For precision alignment, I would bore the hole.  You can make a micro boring tool from a broken tap or drill bit. Had one for years that I used to bore holes as small as .1" diameter.  Drill a pilot hole as large as you comfortably can without cutting into the finish diameter.  You will be able to make a precision diameter hole which is true to your disk.  If you don't have a set of pin gages, turn some test pins which are slightly smaller in diameter that your finish size to allow you to sneak up on the final size.  Use a micrometer to verify the diameters if you have one.


----------



## jim18655 (Oct 20, 2016)

Any possibility the shaft is bent on the motor?


----------



## Bob Korves (Oct 20, 2016)

Drilling is a roughing operation.  It just removes bulk material.  It does not make a hole to size or locate the hole accurately. To locate a hole accurately requires it to be bored after drilling or otherwise opening up the hole.  Boring is poor at removing lots of material and is poor at meeting a precise hole diameter.  Reamers do not start holes, and do not locate holes accurately.  Done properly, reaming finishes a hole that is round and to size.   The process, then, is to drill the bulk material, bore the hole in the correct location but a bit under size, and then ream the hole for the final dimension and accurate roundness.


----------



## mike sr (Oct 21, 2016)

I was also wondering if it was for a welding turntable, I have built several of these for tig welding, my next one will be with a stepper motor.
I too am curious as to what it will be used for??
I dont see a mention of a center drill to drill a pilot for the drill so that it starts centered in the hole? 
As mentioned in previous posts drill bore then ream and the hole will be straight. Also how the motor shaft is pressed into the plate will make a difference as well, everything should be done squared up in a press as it can press, as it can be a bit crooked as well especially on a steel shaft that small into an aluminum plate of that diameter.


----------



## kingmt01 (Oct 21, 2016)

Personally if I need a center hole 90° too two parallel sides I will drill my center hole & bore it to size. Then I make a mandrel with a center hole on both sides & turn a slight taper on it between centers. I then put a spot of Crazy Glue on the mandrel & press it in the hole. Turning the the mandrel between centers I cut the two surfaces 90° to the center then the outside concentric to the center. A little heat & the mandrel falls out.

Requirements >>
a - Answer these about the machining thread, one per line:
(i) What does the first post say a micro boring tool can be made from?
(ii) According to Bob Korves, what three steps, in order, give a hole that is in the right place, to size and round?
(iii) In kingmt01's method, what is applied to the mandrel before it is pressed into the hole?
b - Please resume the machining thread after the last sentence of its final post.
The records below come from a separate source and are unrelated to the machining thread.

Items >>
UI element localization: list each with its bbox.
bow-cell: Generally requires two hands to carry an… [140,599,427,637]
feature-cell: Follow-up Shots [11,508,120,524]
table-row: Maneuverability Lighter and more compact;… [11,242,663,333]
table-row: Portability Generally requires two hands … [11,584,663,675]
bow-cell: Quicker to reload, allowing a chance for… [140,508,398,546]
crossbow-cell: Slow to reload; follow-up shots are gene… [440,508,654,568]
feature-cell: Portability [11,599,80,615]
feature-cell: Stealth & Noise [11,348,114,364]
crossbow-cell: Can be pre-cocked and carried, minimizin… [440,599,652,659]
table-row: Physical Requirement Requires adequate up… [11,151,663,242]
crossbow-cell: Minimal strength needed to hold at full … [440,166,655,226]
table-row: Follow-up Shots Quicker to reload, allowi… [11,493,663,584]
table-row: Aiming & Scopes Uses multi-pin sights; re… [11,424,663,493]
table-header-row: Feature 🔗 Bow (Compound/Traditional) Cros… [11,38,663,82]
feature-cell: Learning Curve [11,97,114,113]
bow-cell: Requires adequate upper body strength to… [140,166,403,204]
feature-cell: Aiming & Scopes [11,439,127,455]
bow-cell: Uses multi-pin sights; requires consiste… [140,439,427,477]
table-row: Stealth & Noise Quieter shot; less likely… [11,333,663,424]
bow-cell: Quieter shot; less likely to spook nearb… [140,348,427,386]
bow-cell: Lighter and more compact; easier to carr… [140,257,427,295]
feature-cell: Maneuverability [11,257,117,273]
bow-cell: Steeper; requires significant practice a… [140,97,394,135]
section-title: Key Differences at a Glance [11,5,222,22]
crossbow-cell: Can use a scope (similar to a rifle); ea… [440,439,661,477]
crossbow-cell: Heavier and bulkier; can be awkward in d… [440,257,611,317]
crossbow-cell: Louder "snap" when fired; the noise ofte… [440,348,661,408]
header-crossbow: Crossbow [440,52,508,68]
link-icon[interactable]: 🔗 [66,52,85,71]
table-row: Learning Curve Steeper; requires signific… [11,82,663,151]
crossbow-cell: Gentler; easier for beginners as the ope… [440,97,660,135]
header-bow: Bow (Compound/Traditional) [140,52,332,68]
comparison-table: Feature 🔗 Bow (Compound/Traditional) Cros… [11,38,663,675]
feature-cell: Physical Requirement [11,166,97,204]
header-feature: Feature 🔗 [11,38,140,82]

Response list >>
a -
(i) A broken tap or drill bit.
(ii) Drill out the bulk material, bore the hole in the correct location but slightly under size, then ream it to the final dimension.
(iii) A spot of Crazy Glue.

b -
ETA: Careful cutting because if you get the part hot cutting the mandrel will come lose.


----------



## prasad (Nov 24, 2016)

mikey said:


> May I suggest that you go on ebay and find a small boring bar? Micro 100 sells some really nice ones that will do this job easily.
> 
> The reason I suggest boring is because a reamer will follow a crooked hole. It will have a nice finish but the hole may not be straight. A boring bar will cut the hole straight AND give you a good finish; how accurate the bore will be depends on your skills when you bore it.



Hi Mikey

I received the Micro 100 boring bar. It is really tiny. However I am not sure how to hold it in my tool post. Is there a dedicated holder to hold it? I searched the Internet and unable to find one. The boring bar I received is "BB 100600" i.e., 0.1 inch minimum hole and 0.6 inch max depth. 

Thanks for your advice
Prasad
Eastern PA


----------



## Wreck™Wreck (Nov 24, 2016)

You make a tool holder, drill then ream a bore through a square or round steel bar, drill and tap some set screw holes then place into the tool post.


----------



## rlgustin (Nov 24, 2016)

Yes a lot of times we of times we make or own special tool holding devices. This is the fun part of what we do.

Sent from my LG-D850 using Tapatalk


----------



## mksj (Nov 24, 2016)

You can also mount the boring bar in a square/rectangular shank with some set screws to lock it in place, then put that in a standard insert holder. I would use a dial/indicator gauge to make sure the platter is running true in both axis when you chuck it up.


----------



## tq60 (Nov 24, 2016)

Start over and change order of operations.

Repeat as before and make front side.

But do not finish cut but get close.

But first use a mallet and tap against the stock as you tighten the jaws and rotate the Chuck and repeat this.

You will hear a different tone when the stock is flat to chuck.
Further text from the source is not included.